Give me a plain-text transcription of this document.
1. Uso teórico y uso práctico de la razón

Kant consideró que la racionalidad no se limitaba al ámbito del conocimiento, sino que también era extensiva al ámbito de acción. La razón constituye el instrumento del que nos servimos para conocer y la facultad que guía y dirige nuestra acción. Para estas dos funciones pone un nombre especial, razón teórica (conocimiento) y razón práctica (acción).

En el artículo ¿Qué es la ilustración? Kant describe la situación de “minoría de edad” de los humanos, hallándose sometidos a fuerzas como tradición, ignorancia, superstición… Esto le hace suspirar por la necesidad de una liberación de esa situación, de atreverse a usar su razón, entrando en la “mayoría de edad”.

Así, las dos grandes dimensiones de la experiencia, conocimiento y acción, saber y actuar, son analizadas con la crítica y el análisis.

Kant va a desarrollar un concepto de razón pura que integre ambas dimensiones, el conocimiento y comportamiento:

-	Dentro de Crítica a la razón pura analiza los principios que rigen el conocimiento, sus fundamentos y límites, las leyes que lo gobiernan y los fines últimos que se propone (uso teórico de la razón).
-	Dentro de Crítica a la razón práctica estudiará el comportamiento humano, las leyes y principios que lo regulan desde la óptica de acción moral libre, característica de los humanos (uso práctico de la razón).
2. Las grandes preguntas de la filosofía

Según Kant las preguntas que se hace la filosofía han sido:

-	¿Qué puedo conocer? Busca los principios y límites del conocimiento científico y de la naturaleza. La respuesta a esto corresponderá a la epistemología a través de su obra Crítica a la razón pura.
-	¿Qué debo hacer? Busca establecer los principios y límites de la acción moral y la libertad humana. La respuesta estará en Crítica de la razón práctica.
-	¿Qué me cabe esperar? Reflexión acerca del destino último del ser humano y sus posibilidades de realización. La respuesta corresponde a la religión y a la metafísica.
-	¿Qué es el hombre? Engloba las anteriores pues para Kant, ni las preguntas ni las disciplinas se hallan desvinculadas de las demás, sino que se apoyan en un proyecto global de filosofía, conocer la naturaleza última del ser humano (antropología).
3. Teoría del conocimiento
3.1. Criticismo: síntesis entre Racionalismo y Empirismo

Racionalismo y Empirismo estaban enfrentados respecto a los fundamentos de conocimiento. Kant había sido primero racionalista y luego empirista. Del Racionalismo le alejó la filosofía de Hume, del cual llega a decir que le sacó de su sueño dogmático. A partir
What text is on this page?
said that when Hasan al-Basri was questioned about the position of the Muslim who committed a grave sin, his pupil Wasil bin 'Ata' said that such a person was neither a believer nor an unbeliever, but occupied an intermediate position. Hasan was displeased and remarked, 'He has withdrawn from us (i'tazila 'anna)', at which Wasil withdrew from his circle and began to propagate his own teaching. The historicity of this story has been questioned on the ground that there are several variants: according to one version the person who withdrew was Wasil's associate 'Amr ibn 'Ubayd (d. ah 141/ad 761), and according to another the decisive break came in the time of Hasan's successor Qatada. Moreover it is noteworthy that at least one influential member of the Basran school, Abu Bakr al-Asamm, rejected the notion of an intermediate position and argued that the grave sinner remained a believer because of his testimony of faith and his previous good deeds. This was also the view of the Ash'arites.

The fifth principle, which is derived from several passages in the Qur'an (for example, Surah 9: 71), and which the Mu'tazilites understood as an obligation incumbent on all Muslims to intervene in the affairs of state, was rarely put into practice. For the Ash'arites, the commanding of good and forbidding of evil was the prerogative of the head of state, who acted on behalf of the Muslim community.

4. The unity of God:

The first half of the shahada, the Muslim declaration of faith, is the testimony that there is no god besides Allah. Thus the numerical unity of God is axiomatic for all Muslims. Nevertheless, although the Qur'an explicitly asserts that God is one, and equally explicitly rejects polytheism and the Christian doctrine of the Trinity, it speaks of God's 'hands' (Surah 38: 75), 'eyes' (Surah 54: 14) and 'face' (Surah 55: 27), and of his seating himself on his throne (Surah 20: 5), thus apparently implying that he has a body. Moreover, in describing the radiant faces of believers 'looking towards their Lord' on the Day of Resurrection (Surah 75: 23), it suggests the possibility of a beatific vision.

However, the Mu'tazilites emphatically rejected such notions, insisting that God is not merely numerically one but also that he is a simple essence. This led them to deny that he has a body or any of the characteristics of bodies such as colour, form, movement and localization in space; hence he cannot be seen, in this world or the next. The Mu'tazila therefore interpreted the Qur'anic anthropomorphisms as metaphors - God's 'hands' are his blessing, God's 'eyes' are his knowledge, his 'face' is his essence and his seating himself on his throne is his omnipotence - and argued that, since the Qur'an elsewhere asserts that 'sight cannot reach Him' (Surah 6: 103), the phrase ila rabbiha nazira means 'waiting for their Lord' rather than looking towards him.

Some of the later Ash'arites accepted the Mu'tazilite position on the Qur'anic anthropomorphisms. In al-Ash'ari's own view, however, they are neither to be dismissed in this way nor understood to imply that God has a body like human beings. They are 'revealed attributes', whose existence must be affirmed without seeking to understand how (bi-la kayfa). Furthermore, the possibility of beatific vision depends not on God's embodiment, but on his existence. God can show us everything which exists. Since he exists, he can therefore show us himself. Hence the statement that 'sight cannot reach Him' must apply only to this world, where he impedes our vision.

━━━━━━━━━━━━━━━━━━━━━━━━━━━━━━

__GIVEN TASK__:
Write every entry out again exactly.

__RESPONSE FOR THIS EXERCISE__:
Give me a plain-text transcription of this document.
1. Uso teórico y uso práctico de la razón

Kant consideró que la racionalidad no se limitaba al ámbito del conocimiento, sino que también era extensiva al ámbito de acción. La razón constituye el instrumento del que nos servimos para conocer y la facultad que guía y dirige nuestra acción. Para estas dos funciones pone un nombre especial, razón teórica (conocimiento) y razón práctica (acción).

En el artículo ¿Qué es la ilustración? Kant describe la situación de “minoría de edad” de los humanos, hallándose sometidos a fuerzas como tradición, ignorancia, superstición… Esto le hace suspirar por la necesidad de una liberación de esa situación, de atreverse a usar su razón, entrando en la “mayoría de edad”.

Así, las dos grandes dimensiones de la experiencia, conocimiento y acción, saber y actuar, son analizadas con la crítica y el análisis.

Kant va a desarrollar un concepto de razón pura que integre ambas dimensiones, el conocimiento y comportamiento:

-	Dentro de Crítica a la razón pura analiza los principios que rigen el conocimiento, sus fundamentos y límites, las leyes que lo gobiernan y los fines últimos que se propone (uso teórico de la razón).
-	Dentro de Crítica a la razón práctica estudiará el comportamiento humano, las leyes y principios que lo regulan desde la óptica de acción moral libre, característica de los humanos (uso práctico de la razón).
2. Las grandes preguntas de la filosofía

Según Kant las preguntas que se hace la filosofía han sido:

-	¿Qué puedo conocer? Busca los principios y límites del conocimiento científico y de la naturaleza. La respuesta a esto corresponderá a la epistemología a través de su obra Crítica a la razón pura.
-	¿Qué debo hacer? Busca establecer los principios y límites de la acción moral y la libertad humana. La respuesta estará en Crítica de la razón práctica.
-	¿Qué me cabe esperar? Reflexión acerca del destino último del ser humano y sus posibilidades de realización. La respuesta corresponde a la religión y a la metafísica.
-	¿Qué es el hombre? Engloba las anteriores pues para Kant, ni las preguntas ni las disciplinas se hallan desvinculadas de las demás, sino que se apoyan en un proyecto global de filosofía, conocer la naturaleza última del ser humano (antropología).
3. Teoría del conocimiento
3.1. Criticismo: síntesis entre Racionalismo y Empirismo

Racionalismo y Empirismo estaban enfrentados respecto a los fundamentos de conocimiento. Kant había sido primero racionalista y luego empirista. Del Racionalismo le alejó la filosofía de Hume, del cual llega a decir que le sacó de su sueño dogmático. A partir
What text is on this page?
said that when Hasan al-Basri was questioned about the position of the Muslim who committed a grave sin, his pupil Wasil bin 'Ata' said that such a person was neither a believer nor an unbeliever, but occupied an intermediate position. Hasan was displeased and remarked, 'He has withdrawn from us (i'tazila 'anna)', at which Wasil withdrew from his circle and began to propagate his own teaching. The historicity of this story has been questioned on the ground that there are several variants: according to one version the person who withdrew was Wasil's associate 'Amr ibn 'Ubayd (d. ah 141/ad 761), and according to another the decisive break came in the time of Hasan's successor Qatada. Moreover it is noteworthy that at least one influential member of the Basran school, Abu Bakr al-Asamm, rejected the notion of an intermediate position and argued that the grave sinner remained a believer because of his testimony of faith and his previous good deeds. This was also the view of the Ash'arites.

The fifth principle, which is derived from several passages in the Qur'an (for example, Surah 9: 71), and which the Mu'tazilites understood as an obligation incumbent on all Muslims to intervene in the affairs of state, was rarely put into practice. For the Ash'arites, the commanding of good and forbidding of evil was the prerogative of the head of state, who acted on behalf of the Muslim community.

4. The unity of God:

The first half of the shahada, the Muslim declaration of faith, is the testimony that there is no god besides Allah. Thus the numerical unity of God is axiomatic for all Muslims. Nevertheless, although the Qur'an explicitly asserts that God is one, and equally explicitly rejects polytheism and the Christian doctrine of the Trinity, it speaks of God's 'hands' (Surah 38: 75), 'eyes' (Surah 54: 14) and 'face' (Surah 55: 27), and of his seating himself on his throne (Surah 20: 5), thus apparently implying that he has a body. Moreover, in describing the radiant faces of believers 'looking towards their Lord' on the Day of Resurrection (Surah 75: 23), it suggests the possibility of a beatific vision.

However, the Mu'tazilites emphatically rejected such notions, insisting that God is not merely numerically one but also that he is a simple essence. This led them to deny that he has a body or any of the characteristics of bodies such as colour, form, movement and localization in space; hence he cannot be seen, in this world or the next. The Mu'tazila therefore interpreted the Qur'anic anthropomorphisms as metaphors - God's 'hands' are his blessing, God's 'eyes' are his knowledge, his 'face' is his essence and his seating himself on his throne is his omnipotence - and argued that, since the Qur'an elsewhere asserts that 'sight cannot reach Him' (Surah 6: 103), the phrase ila rabbiha nazira means 'waiting for their Lord' rather than looking towards him.

Some of the later Ash'arites accepted the Mu'tazilite position on the Qur'anic anthropomorphisms. In al-Ash'ari's own view, however, they are neither to be dismissed in this way nor understood to imply that God has a body like human beings. They are 'revealed attributes', whose existence must be affirmed without seeking to understand how (bi-la kayfa). Furthermore, the possibility of beatific vision depends not on God's embodiment, but on his existence. God can show us everything which exists. Since he exists, he can therefore show us himself. Hence the statement that 'sight cannot reach Him' must apply only to this world, where he impedes our vision.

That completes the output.